### REQUEST
Select the lines below containing the word "Jack".

(Entries taken from a collection)
■ ■ ■ ■

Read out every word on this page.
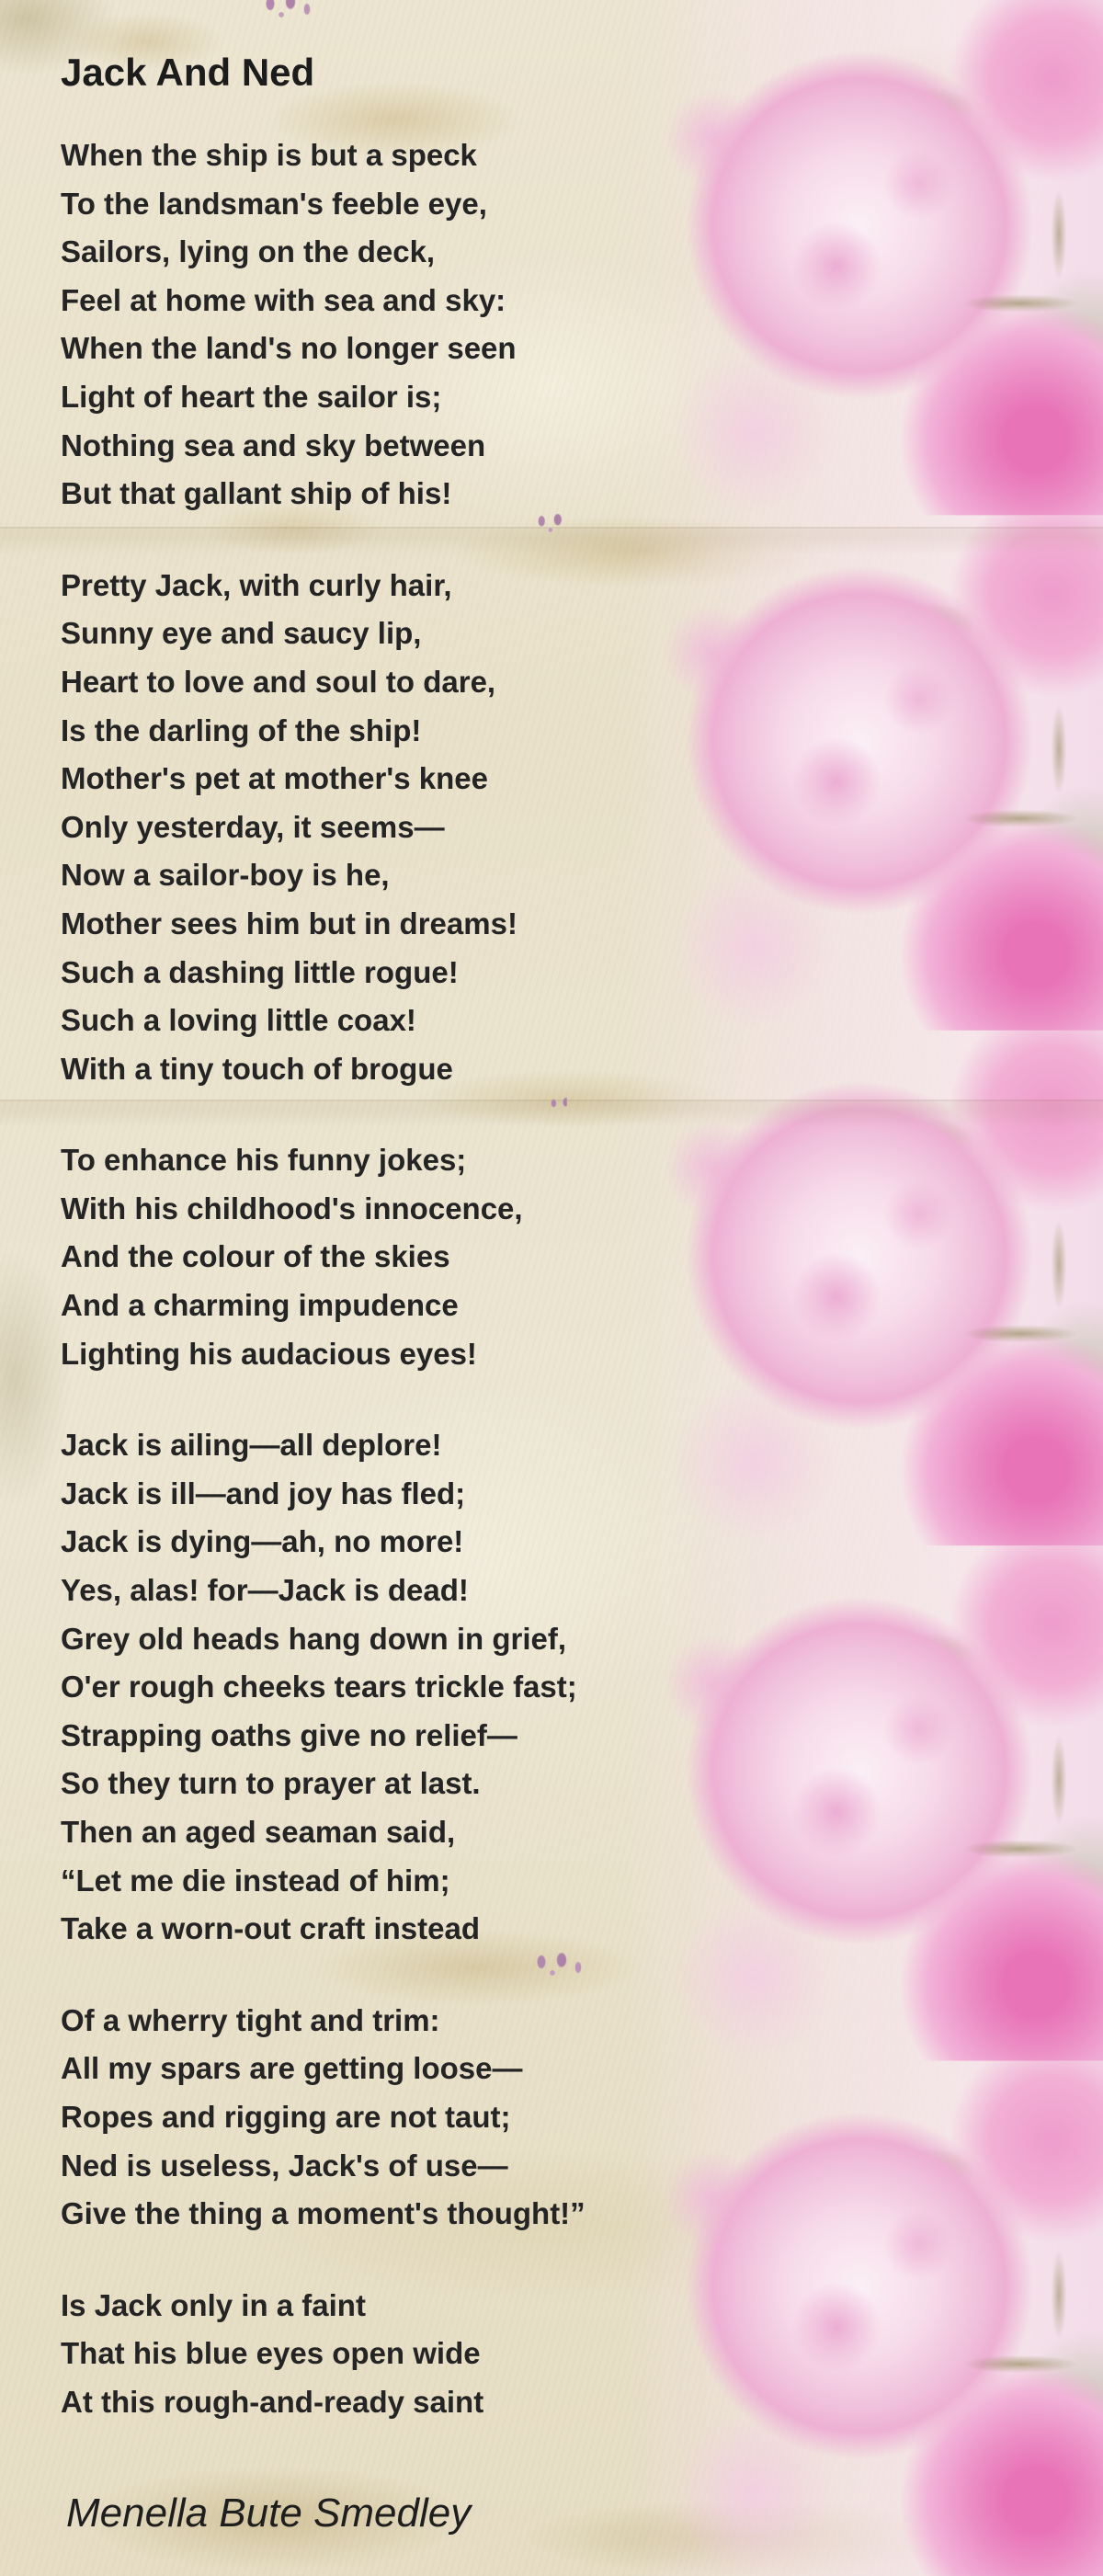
Jack And Ned

When the ship is but a speck
To the landsman's feeble eye,
Sailors, lying on the deck,
Feel at home with sea and sky:
When the land's no longer seen
Light of heart the sailor is;
Nothing sea and sky between
But that gallant ship of his!

Pretty Jack, with curly hair,
Sunny eye and saucy lip,
Heart to love and soul to dare,
Is the darling of the ship!
Mother's pet at mother's knee
Only yesterday, it seems—
Now a sailor-boy is he,
Mother sees him but in dreams!
Such a dashing little rogue!
Such a loving little coax!
With a tiny touch of brogue

To enhance his funny jokes;
With his childhood's innocence,
And the colour of the skies
And a charming impudence
Lighting his audacious eyes!

Jack is ailing—all deplore!
Jack is ill—and joy has fled;
Jack is dying—ah, no more!
Yes, alas! for—Jack is dead!
Grey old heads hang down in grief,
O'er rough cheeks tears trickle fast;
Strapping oaths give no relief—
So they turn to prayer at last.
Then an aged seaman said,
“Let me die instead of him;
Take a worn-out craft instead

Of a wherry tight and trim:
All my spars are getting loose—
Ropes and rigging are not taut;
Ned is useless, Jack's of use—
Give the thing a moment's thought!”

Is Jack only in a faint
That his blue eyes open wide
At this rough-and-ready saint

Menella Bute Smedley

■ ■ ■ ■

### SOLUTION BELOW
Jack And Ned
Pretty Jack, with curly hair,
Jack is ailing—all deplore!
Jack is ill—and joy has fled;
Jack is dying—ah, no more!
Yes, alas! for—Jack is dead!
Ned is useless, Jack's of use—
Is Jack only in a faint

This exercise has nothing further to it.